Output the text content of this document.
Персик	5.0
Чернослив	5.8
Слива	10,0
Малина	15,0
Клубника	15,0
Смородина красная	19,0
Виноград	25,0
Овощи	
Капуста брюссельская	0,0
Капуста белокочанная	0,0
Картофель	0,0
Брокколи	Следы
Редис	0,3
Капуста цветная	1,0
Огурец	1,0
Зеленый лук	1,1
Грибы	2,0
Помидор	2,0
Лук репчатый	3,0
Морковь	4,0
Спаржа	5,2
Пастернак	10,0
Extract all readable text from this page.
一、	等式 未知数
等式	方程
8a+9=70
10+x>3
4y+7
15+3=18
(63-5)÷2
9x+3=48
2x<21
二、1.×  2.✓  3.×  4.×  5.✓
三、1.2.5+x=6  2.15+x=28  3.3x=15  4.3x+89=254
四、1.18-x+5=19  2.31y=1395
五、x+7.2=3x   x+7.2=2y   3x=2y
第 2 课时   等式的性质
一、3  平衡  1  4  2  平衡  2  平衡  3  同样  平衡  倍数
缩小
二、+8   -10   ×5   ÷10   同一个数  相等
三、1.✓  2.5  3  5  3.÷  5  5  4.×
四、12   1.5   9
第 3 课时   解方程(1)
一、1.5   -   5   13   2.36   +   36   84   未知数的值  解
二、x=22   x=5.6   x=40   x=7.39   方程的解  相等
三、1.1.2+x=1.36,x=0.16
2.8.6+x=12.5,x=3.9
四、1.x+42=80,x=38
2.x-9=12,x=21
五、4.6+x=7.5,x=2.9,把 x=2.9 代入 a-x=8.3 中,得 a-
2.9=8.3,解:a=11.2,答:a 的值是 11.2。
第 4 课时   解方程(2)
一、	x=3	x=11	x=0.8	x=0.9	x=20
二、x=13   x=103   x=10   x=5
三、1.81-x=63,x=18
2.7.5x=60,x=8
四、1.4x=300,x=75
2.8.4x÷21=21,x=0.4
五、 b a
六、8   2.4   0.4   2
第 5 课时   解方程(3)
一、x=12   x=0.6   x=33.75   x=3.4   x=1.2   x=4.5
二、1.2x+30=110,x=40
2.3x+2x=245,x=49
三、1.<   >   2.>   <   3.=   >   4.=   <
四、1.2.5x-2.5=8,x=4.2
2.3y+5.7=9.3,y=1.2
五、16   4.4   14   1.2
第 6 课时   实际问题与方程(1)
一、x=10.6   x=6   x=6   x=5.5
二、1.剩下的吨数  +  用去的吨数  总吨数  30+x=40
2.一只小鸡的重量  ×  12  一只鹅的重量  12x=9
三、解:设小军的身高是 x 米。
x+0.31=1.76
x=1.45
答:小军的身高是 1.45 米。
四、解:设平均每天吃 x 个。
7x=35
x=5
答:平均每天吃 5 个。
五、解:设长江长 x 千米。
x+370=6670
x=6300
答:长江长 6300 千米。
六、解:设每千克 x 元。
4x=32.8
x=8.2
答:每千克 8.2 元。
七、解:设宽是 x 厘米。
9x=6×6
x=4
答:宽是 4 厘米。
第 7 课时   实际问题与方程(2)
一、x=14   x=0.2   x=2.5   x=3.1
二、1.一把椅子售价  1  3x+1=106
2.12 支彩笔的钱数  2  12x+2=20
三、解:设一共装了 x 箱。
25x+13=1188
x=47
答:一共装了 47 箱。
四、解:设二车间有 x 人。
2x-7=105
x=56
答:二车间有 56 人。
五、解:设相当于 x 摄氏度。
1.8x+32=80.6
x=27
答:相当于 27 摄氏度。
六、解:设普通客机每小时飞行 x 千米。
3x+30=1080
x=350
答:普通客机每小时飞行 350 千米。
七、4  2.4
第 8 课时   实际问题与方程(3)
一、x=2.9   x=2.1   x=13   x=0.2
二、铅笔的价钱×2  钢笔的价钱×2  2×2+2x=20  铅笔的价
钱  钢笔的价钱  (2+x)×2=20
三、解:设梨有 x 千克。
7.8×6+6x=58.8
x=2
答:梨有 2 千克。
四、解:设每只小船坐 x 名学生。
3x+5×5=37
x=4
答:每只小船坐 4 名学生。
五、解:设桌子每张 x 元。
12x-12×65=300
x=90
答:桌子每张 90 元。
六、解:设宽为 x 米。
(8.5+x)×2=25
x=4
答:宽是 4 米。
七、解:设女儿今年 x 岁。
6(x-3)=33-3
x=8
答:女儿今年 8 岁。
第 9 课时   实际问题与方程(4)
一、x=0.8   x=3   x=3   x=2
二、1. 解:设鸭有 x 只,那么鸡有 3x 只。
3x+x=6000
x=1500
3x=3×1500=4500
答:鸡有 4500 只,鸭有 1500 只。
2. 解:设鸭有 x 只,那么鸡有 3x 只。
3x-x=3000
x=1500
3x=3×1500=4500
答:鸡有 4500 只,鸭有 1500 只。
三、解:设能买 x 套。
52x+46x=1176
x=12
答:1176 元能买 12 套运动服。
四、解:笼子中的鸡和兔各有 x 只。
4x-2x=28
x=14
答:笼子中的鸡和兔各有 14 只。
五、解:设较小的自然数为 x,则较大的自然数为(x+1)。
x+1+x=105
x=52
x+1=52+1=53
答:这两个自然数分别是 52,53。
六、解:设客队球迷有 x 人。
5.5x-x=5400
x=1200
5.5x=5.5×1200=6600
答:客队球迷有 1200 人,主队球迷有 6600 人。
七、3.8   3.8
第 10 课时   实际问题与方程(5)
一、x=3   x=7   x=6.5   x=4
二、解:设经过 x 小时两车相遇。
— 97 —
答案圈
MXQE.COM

[Short exercise]: Reproduce each line verbatim.

[Written response]:
Output the text content of this document.
Персик	5.0
Чернослив	5.8
Слива	10,0
Малина	15,0
Клубника	15,0
Смородина красная	19,0
Виноград	25,0
Овощи	
Капуста брюссельская	0,0
Капуста белокочанная	0,0
Картофель	0,0
Брокколи	Следы
Редис	0,3
Капуста цветная	1,0
Огурец	1,0
Зеленый лук	1,1
Грибы	2,0
Помидор	2,0
Лук репчатый	3,0
Морковь	4,0
Спаржа	5,2
Пастернак	10,0
Extract all readable text from this page.
一、	等式 未知数
等式	方程
8a+9=70
10+x>3
4y+7
15+3=18
(63-5)÷2
9x+3=48
2x<21
二、1.×  2.✓  3.×  4.×  5.✓
三、1.2.5+x=6  2.15+x=28  3.3x=15  4.3x+89=254
四、1.18-x+5=19  2.31y=1395
五、x+7.2=3x   x+7.2=2y   3x=2y
第 2 课时   等式的性质
一、3  平衡  1  4  2  平衡  2  平衡  3  同样  平衡  倍数
缩小
二、+8   -10   ×5   ÷10   同一个数  相等
三、1.✓  2.5  3  5  3.÷  5  5  4.×
四、12   1.5   9
第 3 课时   解方程(1)
一、1.5   -   5   13   2.36   +   36   84   未知数的值  解
二、x=22   x=5.6   x=40   x=7.39   方程的解  相等
三、1.1.2+x=1.36,x=0.16
2.8.6+x=12.5,x=3.9
四、1.x+42=80,x=38
2.x-9=12,x=21
五、4.6+x=7.5,x=2.9,把 x=2.9 代入 a-x=8.3 中,得 a-
2.9=8.3,解:a=11.2,答:a 的值是 11.2。
第 4 课时   解方程(2)
一、	x=3	x=11	x=0.8	x=0.9	x=20
二、x=13   x=103   x=10   x=5
三、1.81-x=63,x=18
2.7.5x=60,x=8
四、1.4x=300,x=75
2.8.4x÷21=21,x=0.4
五、 b a
六、8   2.4   0.4   2
第 5 课时   解方程(3)
一、x=12   x=0.6   x=33.75   x=3.4   x=1.2   x=4.5
二、1.2x+30=110,x=40
2.3x+2x=245,x=49
三、1.<   >   2.>   <   3.=   >   4.=   <
四、1.2.5x-2.5=8,x=4.2
2.3y+5.7=9.3,y=1.2
五、16   4.4   14   1.2
第 6 课时   实际问题与方程(1)
一、x=10.6   x=6   x=6   x=5.5
二、1.剩下的吨数  +  用去的吨数  总吨数  30+x=40
2.一只小鸡的重量  ×  12  一只鹅的重量  12x=9
三、解:设小军的身高是 x 米。
x+0.31=1.76
x=1.45
答:小军的身高是 1.45 米。
四、解:设平均每天吃 x 个。
7x=35
x=5
答:平均每天吃 5 个。
五、解:设长江长 x 千米。
x+370=6670
x=6300
答:长江长 6300 千米。
六、解:设每千克 x 元。
4x=32.8
x=8.2
答:每千克 8.2 元。
七、解:设宽是 x 厘米。
9x=6×6
x=4
答:宽是 4 厘米。
第 7 课时   实际问题与方程(2)
一、x=14   x=0.2   x=2.5   x=3.1
二、1.一把椅子售价  1  3x+1=106
2.12 支彩笔的钱数  2  12x+2=20
三、解:设一共装了 x 箱。
25x+13=1188
x=47
答:一共装了 47 箱。
四、解:设二车间有 x 人。
2x-7=105
x=56
答:二车间有 56 人。
五、解:设相当于 x 摄氏度。
1.8x+32=80.6
x=27
答:相当于 27 摄氏度。
六、解:设普通客机每小时飞行 x 千米。
3x+30=1080
x=350
答:普通客机每小时飞行 350 千米。
七、4  2.4
第 8 课时   实际问题与方程(3)
一、x=2.9   x=2.1   x=13   x=0.2
二、铅笔的价钱×2  钢笔的价钱×2  2×2+2x=20  铅笔的价
钱  钢笔的价钱  (2+x)×2=20
三、解:设梨有 x 千克。
7.8×6+6x=58.8
x=2
答:梨有 2 千克。
四、解:设每只小船坐 x 名学生。
3x+5×5=37
x=4
答:每只小船坐 4 名学生。
五、解:设桌子每张 x 元。
12x-12×65=300
x=90
答:桌子每张 90 元。
六、解:设宽为 x 米。
(8.5+x)×2=25
x=4
答:宽是 4 米。
七、解:设女儿今年 x 岁。
6(x-3)=33-3
x=8
答:女儿今年 8 岁。
第 9 课时   实际问题与方程(4)
一、x=0.8   x=3   x=3   x=2
二、1. 解:设鸭有 x 只,那么鸡有 3x 只。
3x+x=6000
x=1500
3x=3×1500=4500
答:鸡有 4500 只,鸭有 1500 只。
2. 解:设鸭有 x 只,那么鸡有 3x 只。
3x-x=3000
x=1500
3x=3×1500=4500
答:鸡有 4500 只,鸭有 1500 只。
三、解:设能买 x 套。
52x+46x=1176
x=12
答:1176 元能买 12 套运动服。
四、解:笼子中的鸡和兔各有 x 只。
4x-2x=28
x=14
答:笼子中的鸡和兔各有 14 只。
五、解:设较小的自然数为 x,则较大的自然数为(x+1)。
x+1+x=105
x=52
x+1=52+1=53
答:这两个自然数分别是 52,53。
六、解:设客队球迷有 x 人。
5.5x-x=5400
x=1200
5.5x=5.5×1200=6600
答:客队球迷有 1200 人,主队球迷有 6600 人。
七、3.8   3.8
第 10 课时   实际问题与方程(5)
一、x=3   x=7   x=6.5   x=4
二、解:设经过 x 小时两车相遇。
— 97 —
答案圈
MXQE.COM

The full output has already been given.